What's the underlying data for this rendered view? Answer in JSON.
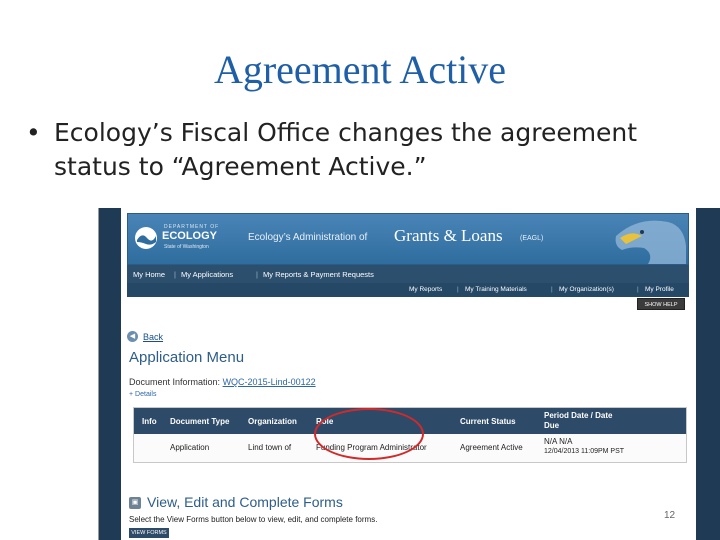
{
  "slide": {
    "title": "Agreement Active",
    "bullet_symbol": "•",
    "bullet_text": "Ecology’s Fiscal Office changes the agreement status to “Agreement Active.”",
    "page_number": "12"
  },
  "banner": {
    "logo_dept": "DEPARTMENT OF",
    "logo_name": "ECOLOGY",
    "logo_state": "State of Washington",
    "admin_text": "Ecology’s Administration of",
    "grants_text": "Grants & Loans",
    "eagl_text": "(EAGL)"
  },
  "nav_primary": [
    "My Home",
    "My Applications",
    "My Reports & Payment Requests"
  ],
  "nav_secondary": [
    "My Reports",
    "My Training Materials",
    "My Organization(s)",
    "My Profile"
  ],
  "help_button": "SHOW HELP",
  "back_label": "Back",
  "page_title": "Application Menu",
  "document_info": {
    "label": "Document Information:",
    "id": "WQC-2015-Lind-00122"
  },
  "details_label": "Details",
  "table": {
    "headers": [
      "Info",
      "Document Type",
      "Organization",
      "Role",
      "Current Status",
      "Period Date / Date Due"
    ],
    "row": {
      "document_type": "Application",
      "organization": "Lind town of",
      "role": "Funding Program Administrator",
      "status": "Agreement Active",
      "period": "N/A   N/A",
      "date_due": "12/04/2013 11:09PM PST"
    }
  },
  "forms_section": {
    "title": "View, Edit and Complete Forms",
    "description": "Select the View Forms button below to view, edit, and complete forms.",
    "button": "VIEW FORMS"
  },
  "colors": {
    "title_blue": "#1f5fa8",
    "header_navy": "#2d4a68",
    "highlight_red": "#d22a2a"
  }
}
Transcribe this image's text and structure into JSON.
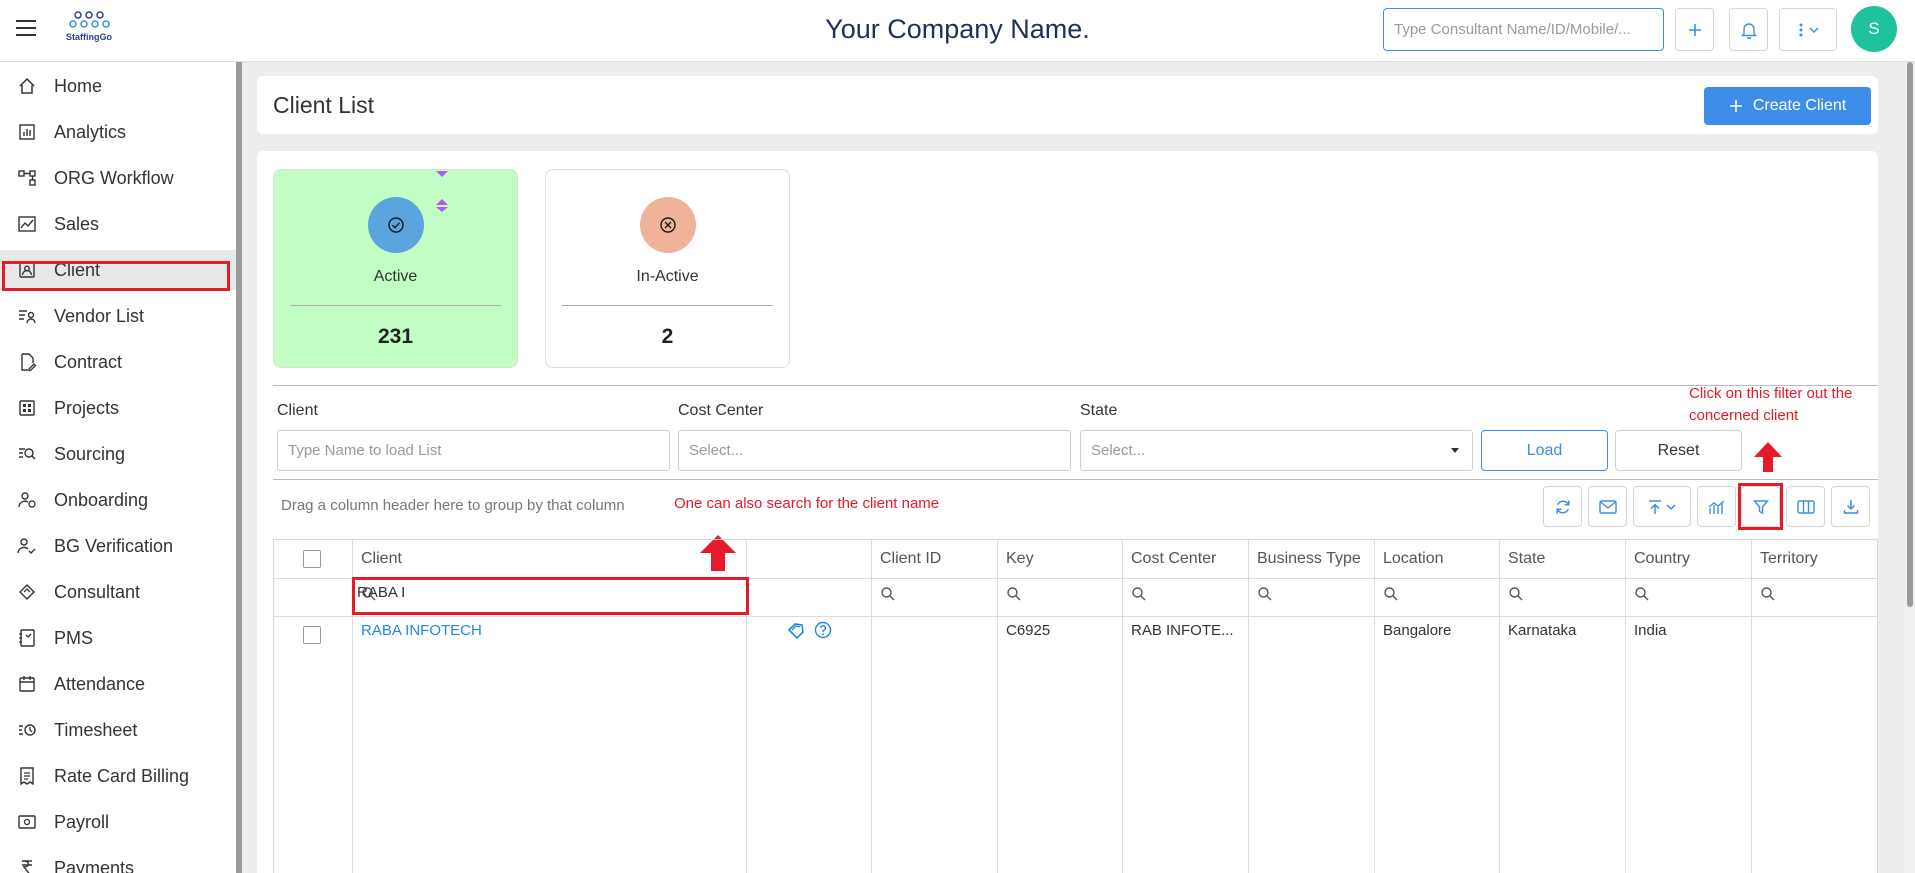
{
  "topbar": {
    "logo_text": "StaffingGo",
    "company_name": "Your Company Name.",
    "search_placeholder": "Type Consultant Name/ID/Mobile/...",
    "avatar_initial": "S"
  },
  "sidebar": {
    "items": [
      {
        "label": "Home",
        "icon": "home-icon"
      },
      {
        "label": "Analytics",
        "icon": "analytics-icon"
      },
      {
        "label": "ORG Workflow",
        "icon": "workflow-icon"
      },
      {
        "label": "Sales",
        "icon": "sales-icon"
      },
      {
        "label": "Client",
        "icon": "client-icon"
      },
      {
        "label": "Vendor List",
        "icon": "vendor-icon"
      },
      {
        "label": "Contract",
        "icon": "contract-icon"
      },
      {
        "label": "Projects",
        "icon": "projects-icon"
      },
      {
        "label": "Sourcing",
        "icon": "sourcing-icon"
      },
      {
        "label": "Onboarding",
        "icon": "onboarding-icon"
      },
      {
        "label": "BG Verification",
        "icon": "verification-icon"
      },
      {
        "label": "Consultant",
        "icon": "consultant-icon"
      },
      {
        "label": "PMS",
        "icon": "pms-icon"
      },
      {
        "label": "Attendance",
        "icon": "calendar-icon"
      },
      {
        "label": "Timesheet",
        "icon": "timesheet-icon"
      },
      {
        "label": "Rate Card Billing",
        "icon": "billing-icon"
      },
      {
        "label": "Payroll",
        "icon": "payroll-icon"
      },
      {
        "label": "Payments",
        "icon": "payments-icon"
      }
    ],
    "selected": "Client"
  },
  "page": {
    "title": "Client List",
    "create_label": "Create Client"
  },
  "status": {
    "active_label": "Active",
    "active_count": "231",
    "inactive_label": "In-Active",
    "inactive_count": "2"
  },
  "filters": {
    "client_label": "Client",
    "client_placeholder": "Type Name to load List",
    "cost_center_label": "Cost Center",
    "cost_center_placeholder": "Select...",
    "state_label": "State",
    "state_placeholder": "Select...",
    "load_label": "Load",
    "reset_label": "Reset"
  },
  "annotations": {
    "filter_note": "Click on this filter out the concerned client",
    "search_note": "One can also search for the client name"
  },
  "grid": {
    "group_hint": "Drag a column header here to group by that column",
    "columns": [
      "Client",
      "Client ID",
      "Key",
      "Cost Center",
      "Business Type",
      "Location",
      "State",
      "Country",
      "Territory"
    ],
    "client_filter_value": "RABA I",
    "rows": [
      {
        "client": "RABA INFOTECH",
        "client_id": "",
        "key": "C6925",
        "cost_center": "RAB INFOTE...",
        "business_type": "",
        "location": "Bangalore",
        "state": "Karnataka",
        "country": "India",
        "territory": ""
      }
    ]
  },
  "colors": {
    "accent": "#3d8ee8",
    "active_card": "#c2fec3",
    "active_circle": "#5ba4dd",
    "inactive_circle": "#f0b39a",
    "annotation": "#e51a2a",
    "avatar": "#1fc29d"
  }
}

##############################

What the task requires - Repeat the data in full and exactly. Omit pictures.

Solved exercise -
What's the underlying data for this rendered view? Answer in JSON.
{
  "slide": {
    "title": "Agreement Active",
    "bullet_symbol": "•",
    "bullet_text": "Ecology’s Fiscal Office changes the agreement status to “Agreement Active.”",
    "page_number": "12"
  },
  "banner": {
    "logo_dept": "DEPARTMENT OF",
    "logo_name": "ECOLOGY",
    "logo_state": "State of Washington",
    "admin_text": "Ecology’s Administration of",
    "grants_text": "Grants & Loans",
    "eagl_text": "(EAGL)"
  },
  "nav_primary": [
    "My Home",
    "My Applications",
    "My Reports & Payment Requests"
  ],
  "nav_secondary": [
    "My Reports",
    "My Training Materials",
    "My Organization(s)",
    "My Profile"
  ],
  "help_button": "SHOW HELP",
  "back_label": "Back",
  "page_title": "Application Menu",
  "document_info": {
    "label": "Document Information:",
    "id": "WQC-2015-Lind-00122"
  },
  "details_label": "Details",
  "table": {
    "headers": [
      "Info",
      "Document Type",
      "Organization",
      "Role",
      "Current Status",
      "Period Date / Date Due"
    ],
    "row": {
      "document_type": "Application",
      "organization": "Lind town of",
      "role": "Funding Program Administrator",
      "status": "Agreement Active",
      "period": "N/A   N/A",
      "date_due": "12/04/2013 11:09PM PST"
    }
  },
  "forms_section": {
    "title": "View, Edit and Complete Forms",
    "description": "Select the View Forms button below to view, edit, and complete forms.",
    "button": "VIEW FORMS"
  },
  "colors": {
    "title_blue": "#1f5fa8",
    "header_navy": "#2d4a68",
    "highlight_red": "#d22a2a"
  }
}
Transcribe this image's text and structure into JSON.
{
  "topbar": {
    "logo_text": "StaffingGo",
    "company_name": "Your Company Name.",
    "search_placeholder": "Type Consultant Name/ID/Mobile/...",
    "avatar_initial": "S"
  },
  "sidebar": {
    "items": [
      {
        "label": "Home",
        "icon": "home-icon"
      },
      {
        "label": "Analytics",
        "icon": "analytics-icon"
      },
      {
        "label": "ORG Workflow",
        "icon": "workflow-icon"
      },
      {
        "label": "Sales",
        "icon": "sales-icon"
      },
      {
        "label": "Client",
        "icon": "client-icon"
      },
      {
        "label": "Vendor List",
        "icon": "vendor-icon"
      },
      {
        "label": "Contract",
        "icon": "contract-icon"
      },
      {
        "label": "Projects",
        "icon": "projects-icon"
      },
      {
        "label": "Sourcing",
        "icon": "sourcing-icon"
      },
      {
        "label": "Onboarding",
        "icon": "onboarding-icon"
      },
      {
        "label": "BG Verification",
        "icon": "verification-icon"
      },
      {
        "label": "Consultant",
        "icon": "consultant-icon"
      },
      {
        "label": "PMS",
        "icon": "pms-icon"
      },
      {
        "label": "Attendance",
        "icon": "calendar-icon"
      },
      {
        "label": "Timesheet",
        "icon": "timesheet-icon"
      },
      {
        "label": "Rate Card Billing",
        "icon": "billing-icon"
      },
      {
        "label": "Payroll",
        "icon": "payroll-icon"
      },
      {
        "label": "Payments",
        "icon": "payments-icon"
      }
    ],
    "selected": "Client"
  },
  "page": {
    "title": "Client List",
    "create_label": "Create Client"
  },
  "status": {
    "active_label": "Active",
    "active_count": "231",
    "inactive_label": "In-Active",
    "inactive_count": "2"
  },
  "filters": {
    "client_label": "Client",
    "client_placeholder": "Type Name to load List",
    "cost_center_label": "Cost Center",
    "cost_center_placeholder": "Select...",
    "state_label": "State",
    "state_placeholder": "Select...",
    "load_label": "Load",
    "reset_label": "Reset"
  },
  "annotations": {
    "filter_note": "Click on this filter out the concerned client",
    "search_note": "One can also search for the client name"
  },
  "grid": {
    "group_hint": "Drag a column header here to group by that column",
    "columns": [
      "Client",
      "Client ID",
      "Key",
      "Cost Center",
      "Business Type",
      "Location",
      "State",
      "Country",
      "Territory"
    ],
    "client_filter_value": "RABA I",
    "rows": [
      {
        "client": "RABA INFOTECH",
        "client_id": "",
        "key": "C6925",
        "cost_center": "RAB INFOTE...",
        "business_type": "",
        "location": "Bangalore",
        "state": "Karnataka",
        "country": "India",
        "territory": ""
      }
    ]
  },
  "colors": {
    "accent": "#3d8ee8",
    "active_card": "#c2fec3",
    "active_circle": "#5ba4dd",
    "inactive_circle": "#f0b39a",
    "annotation": "#e51a2a",
    "avatar": "#1fc29d"
  }
}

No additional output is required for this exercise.